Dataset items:
--------------------------------------------------
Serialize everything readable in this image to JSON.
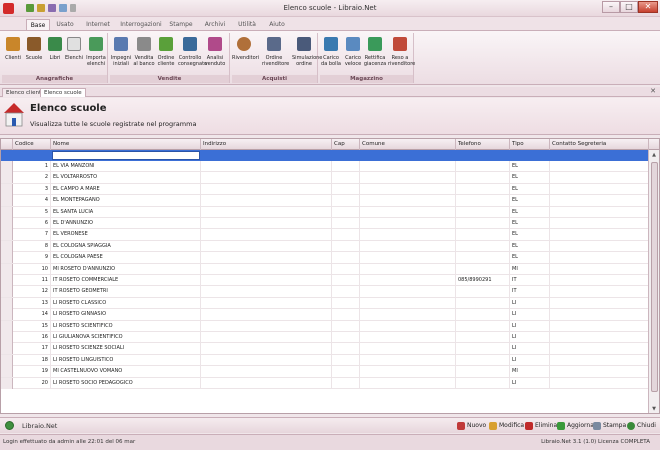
{
  "window": {
    "title": "Elenco scuole - Libraio.Net"
  },
  "ribbon_tabs": [
    "Base",
    "Usato",
    "Internet",
    "Interrogazioni",
    "Stampe",
    "Archivi",
    "Utilità",
    "Aiuto"
  ],
  "groups": {
    "anagrafiche": {
      "label": "Anagrafiche",
      "buttons": [
        "Clienti",
        "Scuole",
        "Libri",
        "Elenchi",
        "Importa\nelenchi"
      ]
    },
    "vendite": {
      "label": "Vendite",
      "buttons": [
        "Impegni\niniziali",
        "Vendita\nal banco",
        "Ordine\ncliente",
        "Controllo\nconsegnato",
        "Analisi\nvenduto"
      ]
    },
    "acquisti": {
      "label": "Acquisti",
      "buttons": [
        "Rivenditori",
        "Ordine\nrivenditore",
        "Simulazione\nordine"
      ]
    },
    "magazzino": {
      "label": "Magazzino",
      "buttons": [
        "Carico\nda bolla",
        "Carico\nveloce",
        "Rettifica\ngiacenza",
        "Reso a\nrivenditore"
      ]
    }
  },
  "doc_tabs": [
    "Elenco clienti",
    "Elenco scuole"
  ],
  "page": {
    "title": "Elenco scuole",
    "subtitle": "Visualizza tutte le scuole registrate nel programma"
  },
  "table": {
    "columns": [
      "Codice",
      "Nome",
      "Indirizzo",
      "Cap",
      "Comune",
      "Telefono",
      "Tipo",
      "Contatto Segreteria"
    ],
    "rows": [
      {
        "codice": "1",
        "nome": "EL VIA MANZONI",
        "telefono": "",
        "tipo": "EL"
      },
      {
        "codice": "2",
        "nome": "EL VOLTARROSTO",
        "telefono": "",
        "tipo": "EL"
      },
      {
        "codice": "3",
        "nome": "EL CAMPO A MARE",
        "telefono": "",
        "tipo": "EL"
      },
      {
        "codice": "4",
        "nome": "EL MONTEPAGANO",
        "telefono": "",
        "tipo": "EL"
      },
      {
        "codice": "5",
        "nome": "EL SANTA LUCIA",
        "telefono": "",
        "tipo": "EL"
      },
      {
        "codice": "6",
        "nome": "EL D'ANNUNZIO",
        "telefono": "",
        "tipo": "EL"
      },
      {
        "codice": "7",
        "nome": "EL VERONESE",
        "telefono": "",
        "tipo": "EL"
      },
      {
        "codice": "8",
        "nome": "EL COLOGNA SPIAGGIA",
        "telefono": "",
        "tipo": "EL"
      },
      {
        "codice": "9",
        "nome": "EL COLOGNA PAESE",
        "telefono": "",
        "tipo": "EL"
      },
      {
        "codice": "10",
        "nome": "MI ROSETO D'ANNUNZIO",
        "telefono": "",
        "tipo": "MI"
      },
      {
        "codice": "11",
        "nome": "IT ROSETO COMMERCIALE",
        "telefono": "085/8990291",
        "tipo": "IT"
      },
      {
        "codice": "12",
        "nome": "IT ROSETO GEOMETRI",
        "telefono": "",
        "tipo": "IT"
      },
      {
        "codice": "13",
        "nome": "LI ROSETO CLASSICO",
        "telefono": "",
        "tipo": "LI"
      },
      {
        "codice": "14",
        "nome": "LI ROSETO  GINNASIO",
        "telefono": "",
        "tipo": "LI"
      },
      {
        "codice": "15",
        "nome": "LI ROSETO SCIENTIFICO",
        "telefono": "",
        "tipo": "LI"
      },
      {
        "codice": "16",
        "nome": "LI GIULIANOVA SCIENTIFICO",
        "telefono": "",
        "tipo": "LI"
      },
      {
        "codice": "17",
        "nome": "LI ROSETO SCIENZE SOCIALI",
        "telefono": "",
        "tipo": "LI"
      },
      {
        "codice": "18",
        "nome": "LI ROSETO LINGUISTICO",
        "telefono": "",
        "tipo": "LI"
      },
      {
        "codice": "19",
        "nome": "MI CASTELNUOVO VOMANO",
        "telefono": "",
        "tipo": "MI"
      },
      {
        "codice": "20",
        "nome": "LI ROSETO SOCIO PEDAGOGICO",
        "telefono": "",
        "tipo": "LI"
      }
    ]
  },
  "footer": {
    "brand": "Libraio.Net",
    "buttons": [
      "Nuovo",
      "Modifica",
      "Elimina",
      "Aggiorna",
      "Stampa",
      "Chiudi"
    ]
  },
  "status": {
    "left": "Login effettuato da admin alle 22:01 del 06 mar",
    "right": "Libraio.Net 3.1 (1.0) Licenza COMPLETA"
  },
  "colors": {
    "accent": "#3b6fd6",
    "chrome": "#f0e6ea",
    "brand_red": "#d32a2a"
  }
}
--------------------------------------------------
Problem to work on. Transcribe every entry word for word, but omit the pictures.

Task solution.
Serialize everything readable in this image to JSON.
{
  "window": {
    "title": "Elenco scuole - Libraio.Net"
  },
  "ribbon_tabs": [
    "Base",
    "Usato",
    "Internet",
    "Interrogazioni",
    "Stampe",
    "Archivi",
    "Utilità",
    "Aiuto"
  ],
  "groups": {
    "anagrafiche": {
      "label": "Anagrafiche",
      "buttons": [
        "Clienti",
        "Scuole",
        "Libri",
        "Elenchi",
        "Importa\nelenchi"
      ]
    },
    "vendite": {
      "label": "Vendite",
      "buttons": [
        "Impegni\niniziali",
        "Vendita\nal banco",
        "Ordine\ncliente",
        "Controllo\nconsegnato",
        "Analisi\nvenduto"
      ]
    },
    "acquisti": {
      "label": "Acquisti",
      "buttons": [
        "Rivenditori",
        "Ordine\nrivenditore",
        "Simulazione\nordine"
      ]
    },
    "magazzino": {
      "label": "Magazzino",
      "buttons": [
        "Carico\nda bolla",
        "Carico\nveloce",
        "Rettifica\ngiacenza",
        "Reso a\nrivenditore"
      ]
    }
  },
  "doc_tabs": [
    "Elenco clienti",
    "Elenco scuole"
  ],
  "page": {
    "title": "Elenco scuole",
    "subtitle": "Visualizza tutte le scuole registrate nel programma"
  },
  "table": {
    "columns": [
      "Codice",
      "Nome",
      "Indirizzo",
      "Cap",
      "Comune",
      "Telefono",
      "Tipo",
      "Contatto Segreteria"
    ],
    "rows": [
      {
        "codice": "1",
        "nome": "EL VIA MANZONI",
        "telefono": "",
        "tipo": "EL"
      },
      {
        "codice": "2",
        "nome": "EL VOLTARROSTO",
        "telefono": "",
        "tipo": "EL"
      },
      {
        "codice": "3",
        "nome": "EL CAMPO A MARE",
        "telefono": "",
        "tipo": "EL"
      },
      {
        "codice": "4",
        "nome": "EL MONTEPAGANO",
        "telefono": "",
        "tipo": "EL"
      },
      {
        "codice": "5",
        "nome": "EL SANTA LUCIA",
        "telefono": "",
        "tipo": "EL"
      },
      {
        "codice": "6",
        "nome": "EL D'ANNUNZIO",
        "telefono": "",
        "tipo": "EL"
      },
      {
        "codice": "7",
        "nome": "EL VERONESE",
        "telefono": "",
        "tipo": "EL"
      },
      {
        "codice": "8",
        "nome": "EL COLOGNA SPIAGGIA",
        "telefono": "",
        "tipo": "EL"
      },
      {
        "codice": "9",
        "nome": "EL COLOGNA PAESE",
        "telefono": "",
        "tipo": "EL"
      },
      {
        "codice": "10",
        "nome": "MI ROSETO D'ANNUNZIO",
        "telefono": "",
        "tipo": "MI"
      },
      {
        "codice": "11",
        "nome": "IT ROSETO COMMERCIALE",
        "telefono": "085/8990291",
        "tipo": "IT"
      },
      {
        "codice": "12",
        "nome": "IT ROSETO GEOMETRI",
        "telefono": "",
        "tipo": "IT"
      },
      {
        "codice": "13",
        "nome": "LI ROSETO CLASSICO",
        "telefono": "",
        "tipo": "LI"
      },
      {
        "codice": "14",
        "nome": "LI ROSETO  GINNASIO",
        "telefono": "",
        "tipo": "LI"
      },
      {
        "codice": "15",
        "nome": "LI ROSETO SCIENTIFICO",
        "telefono": "",
        "tipo": "LI"
      },
      {
        "codice": "16",
        "nome": "LI GIULIANOVA SCIENTIFICO",
        "telefono": "",
        "tipo": "LI"
      },
      {
        "codice": "17",
        "nome": "LI ROSETO SCIENZE SOCIALI",
        "telefono": "",
        "tipo": "LI"
      },
      {
        "codice": "18",
        "nome": "LI ROSETO LINGUISTICO",
        "telefono": "",
        "tipo": "LI"
      },
      {
        "codice": "19",
        "nome": "MI CASTELNUOVO VOMANO",
        "telefono": "",
        "tipo": "MI"
      },
      {
        "codice": "20",
        "nome": "LI ROSETO SOCIO PEDAGOGICO",
        "telefono": "",
        "tipo": "LI"
      }
    ]
  },
  "footer": {
    "brand": "Libraio.Net",
    "buttons": [
      "Nuovo",
      "Modifica",
      "Elimina",
      "Aggiorna",
      "Stampa",
      "Chiudi"
    ]
  },
  "status": {
    "left": "Login effettuato da admin alle 22:01 del 06 mar",
    "right": "Libraio.Net 3.1 (1.0) Licenza COMPLETA"
  },
  "colors": {
    "accent": "#3b6fd6",
    "chrome": "#f0e6ea",
    "brand_red": "#d32a2a"
  }
}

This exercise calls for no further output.